This article introduces the reader to POME and serves to highlight certain key risks and considerations which will need to be factored into any strategy for the commercialisation of POME as a commodity. While there are, of course, other energy markets in which POME is relevant, for example in Asia, the focus in this article is on POME as a commodity destined for the European energy market.
What is it and why is it relevant?
Palm Oil Mill Effluent (POME) is a waste by-product resulting from the crude palm oil (CPO) milling process. This process involves using large quantities of steam and hot water to clean the palm fruit and separate the shell and cake from the fruit. The resulting waste water is directed to waste ponds. This waste water (POME) consists of roughly 1-2% oil and 98% water and solids. If left untreated, POME ponds pose harmful environmental risks including methane gas emission and pollution of waterways.
POME has been designated as an advanced biofuel feedstock under European legislation, specifically, The Renewable Energy Directive 2018/2001 (REDII). Advanced biofuels are derived from waste feedstock (e.g. POME) while first generation biofuels are derived from crops (e.g. palm). REDII promotes the use of advanced biofuels while at the same time curbing, and gradually banning in the case of biofuel derived from palm, crop-based biofuels. The REDII list of advanced biofuel feedstock is enshrined until 2030.
In essence, REDII sets renewable fuel mix targets for European Union (EU) member states and there are incentives for the use of biofuel derived from waste, such as POME. Waste feedstocks qualify for double counting – this means that each unit of waste-based biofuel counts as two units for the purpose of calculating adherence to the renewable fuel mix targets. Furthermore, there is no cap on the usage of certain waste feedstocks such as POME.
Such incentives are in line with the EU’s policy of establishing a circular economy as part of its decarbonisation strategy – in short, a promotion of the usage of waste-based advanced biofuels ahead of crop-based first generation ones – with further restrictions on palm oil (see the section on Anti-palm sentiment below).
RED II therefore set the scene for POME as a tradeable commodity in its own right. This is evidenced by the increase in POME prices since 2018 when REDII came into force. However, there are a number of potential obstacles to the commercialization of POME.
At its most basic, POME is a waste by-product. This leads to connected issues around sustainability, quality and quantity of product.
Always a concern when dealing with waste-based feedstock and a particular sensitivity for investment grade off-takers who have a number of concerns around sustainability to contend with, including the reputational risk of supplying non-sustainable product. Simply put, the question a buyer always has in mind: is what is being supplied really a waste by-product?

TASK BRIEF → According to the article on palm oil mill effluent, what share of POME is oil? You won't need the source data.

Source data →
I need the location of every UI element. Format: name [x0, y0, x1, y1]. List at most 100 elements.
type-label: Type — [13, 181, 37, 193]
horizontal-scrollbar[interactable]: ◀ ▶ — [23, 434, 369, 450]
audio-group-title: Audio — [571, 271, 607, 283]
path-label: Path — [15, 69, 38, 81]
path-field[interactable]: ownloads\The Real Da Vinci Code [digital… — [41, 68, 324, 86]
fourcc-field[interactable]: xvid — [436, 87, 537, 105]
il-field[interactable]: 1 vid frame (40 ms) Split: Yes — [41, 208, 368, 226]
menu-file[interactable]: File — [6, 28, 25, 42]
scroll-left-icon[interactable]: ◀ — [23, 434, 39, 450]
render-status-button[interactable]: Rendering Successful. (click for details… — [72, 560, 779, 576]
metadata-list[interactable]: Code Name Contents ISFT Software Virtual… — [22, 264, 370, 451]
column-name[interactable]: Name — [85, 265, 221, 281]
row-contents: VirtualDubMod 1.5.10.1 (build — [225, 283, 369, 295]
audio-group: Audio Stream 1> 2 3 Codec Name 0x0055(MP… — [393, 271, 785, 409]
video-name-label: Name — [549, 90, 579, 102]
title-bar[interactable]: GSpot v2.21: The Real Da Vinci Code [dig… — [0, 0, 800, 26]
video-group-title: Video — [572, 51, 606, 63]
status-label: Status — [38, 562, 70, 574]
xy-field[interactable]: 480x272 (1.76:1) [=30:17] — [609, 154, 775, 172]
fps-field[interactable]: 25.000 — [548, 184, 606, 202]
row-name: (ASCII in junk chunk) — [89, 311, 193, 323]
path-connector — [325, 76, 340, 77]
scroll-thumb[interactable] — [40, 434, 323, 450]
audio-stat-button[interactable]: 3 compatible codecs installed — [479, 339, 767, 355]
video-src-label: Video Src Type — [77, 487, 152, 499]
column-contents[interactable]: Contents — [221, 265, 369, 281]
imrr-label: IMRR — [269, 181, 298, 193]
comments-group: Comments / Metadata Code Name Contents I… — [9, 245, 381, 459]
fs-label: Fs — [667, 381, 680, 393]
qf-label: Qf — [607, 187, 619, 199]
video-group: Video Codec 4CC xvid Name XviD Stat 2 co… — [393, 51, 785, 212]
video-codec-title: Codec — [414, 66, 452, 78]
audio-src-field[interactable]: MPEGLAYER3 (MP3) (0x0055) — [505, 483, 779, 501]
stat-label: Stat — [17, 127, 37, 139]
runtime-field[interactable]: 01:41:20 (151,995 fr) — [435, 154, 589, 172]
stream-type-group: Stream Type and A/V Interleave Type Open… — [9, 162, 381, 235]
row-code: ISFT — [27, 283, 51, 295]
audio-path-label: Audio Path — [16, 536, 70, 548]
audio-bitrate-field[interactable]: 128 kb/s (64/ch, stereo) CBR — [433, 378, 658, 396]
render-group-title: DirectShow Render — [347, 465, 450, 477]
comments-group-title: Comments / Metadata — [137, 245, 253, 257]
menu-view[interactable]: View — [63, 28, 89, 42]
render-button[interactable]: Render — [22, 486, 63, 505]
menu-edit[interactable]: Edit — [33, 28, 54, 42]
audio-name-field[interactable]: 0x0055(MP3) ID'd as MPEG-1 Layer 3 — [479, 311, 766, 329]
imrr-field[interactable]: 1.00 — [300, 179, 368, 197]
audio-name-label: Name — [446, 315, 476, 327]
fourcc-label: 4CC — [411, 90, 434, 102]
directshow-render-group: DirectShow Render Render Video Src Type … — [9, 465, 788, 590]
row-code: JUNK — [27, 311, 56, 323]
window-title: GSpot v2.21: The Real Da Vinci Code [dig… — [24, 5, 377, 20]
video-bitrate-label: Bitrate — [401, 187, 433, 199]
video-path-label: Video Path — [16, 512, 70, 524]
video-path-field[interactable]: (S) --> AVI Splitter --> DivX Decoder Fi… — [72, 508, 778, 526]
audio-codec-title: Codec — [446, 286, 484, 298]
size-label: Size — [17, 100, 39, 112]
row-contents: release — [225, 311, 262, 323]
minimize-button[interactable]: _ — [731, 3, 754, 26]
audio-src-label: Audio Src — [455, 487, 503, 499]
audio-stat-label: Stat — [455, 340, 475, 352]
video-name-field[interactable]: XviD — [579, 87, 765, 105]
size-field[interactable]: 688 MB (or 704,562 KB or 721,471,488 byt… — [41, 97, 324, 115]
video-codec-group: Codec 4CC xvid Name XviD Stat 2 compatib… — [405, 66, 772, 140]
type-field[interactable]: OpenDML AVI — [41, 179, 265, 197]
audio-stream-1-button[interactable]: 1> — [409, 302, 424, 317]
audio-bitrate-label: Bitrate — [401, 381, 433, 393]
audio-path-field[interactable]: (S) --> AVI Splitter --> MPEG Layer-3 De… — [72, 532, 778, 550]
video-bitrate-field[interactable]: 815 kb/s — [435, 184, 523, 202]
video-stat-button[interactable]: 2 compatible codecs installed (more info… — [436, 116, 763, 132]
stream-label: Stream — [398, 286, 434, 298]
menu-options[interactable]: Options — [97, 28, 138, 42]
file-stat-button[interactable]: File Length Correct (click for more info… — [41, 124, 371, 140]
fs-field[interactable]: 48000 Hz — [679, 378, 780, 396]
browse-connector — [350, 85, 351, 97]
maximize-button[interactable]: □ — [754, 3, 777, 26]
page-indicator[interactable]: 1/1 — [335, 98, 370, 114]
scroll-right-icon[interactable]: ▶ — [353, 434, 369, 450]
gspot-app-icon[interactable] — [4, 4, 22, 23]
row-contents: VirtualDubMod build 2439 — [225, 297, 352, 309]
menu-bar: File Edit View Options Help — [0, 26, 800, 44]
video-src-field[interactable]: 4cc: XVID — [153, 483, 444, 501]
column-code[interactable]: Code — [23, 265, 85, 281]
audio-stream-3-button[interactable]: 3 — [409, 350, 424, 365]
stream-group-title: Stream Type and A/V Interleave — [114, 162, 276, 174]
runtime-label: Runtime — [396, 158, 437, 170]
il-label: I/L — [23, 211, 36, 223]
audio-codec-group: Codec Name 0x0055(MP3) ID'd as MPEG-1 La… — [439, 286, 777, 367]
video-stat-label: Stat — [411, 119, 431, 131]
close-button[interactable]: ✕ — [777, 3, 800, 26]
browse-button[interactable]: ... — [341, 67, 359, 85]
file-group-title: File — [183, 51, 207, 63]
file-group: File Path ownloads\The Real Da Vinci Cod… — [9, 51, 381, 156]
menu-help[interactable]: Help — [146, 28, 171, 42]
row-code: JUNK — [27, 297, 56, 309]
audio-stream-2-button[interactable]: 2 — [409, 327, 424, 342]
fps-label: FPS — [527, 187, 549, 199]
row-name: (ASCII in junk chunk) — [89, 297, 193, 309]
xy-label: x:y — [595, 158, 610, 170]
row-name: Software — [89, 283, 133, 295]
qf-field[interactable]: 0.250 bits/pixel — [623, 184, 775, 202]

RESPONSE TO THE EXERCISE → Roughly 1-2%.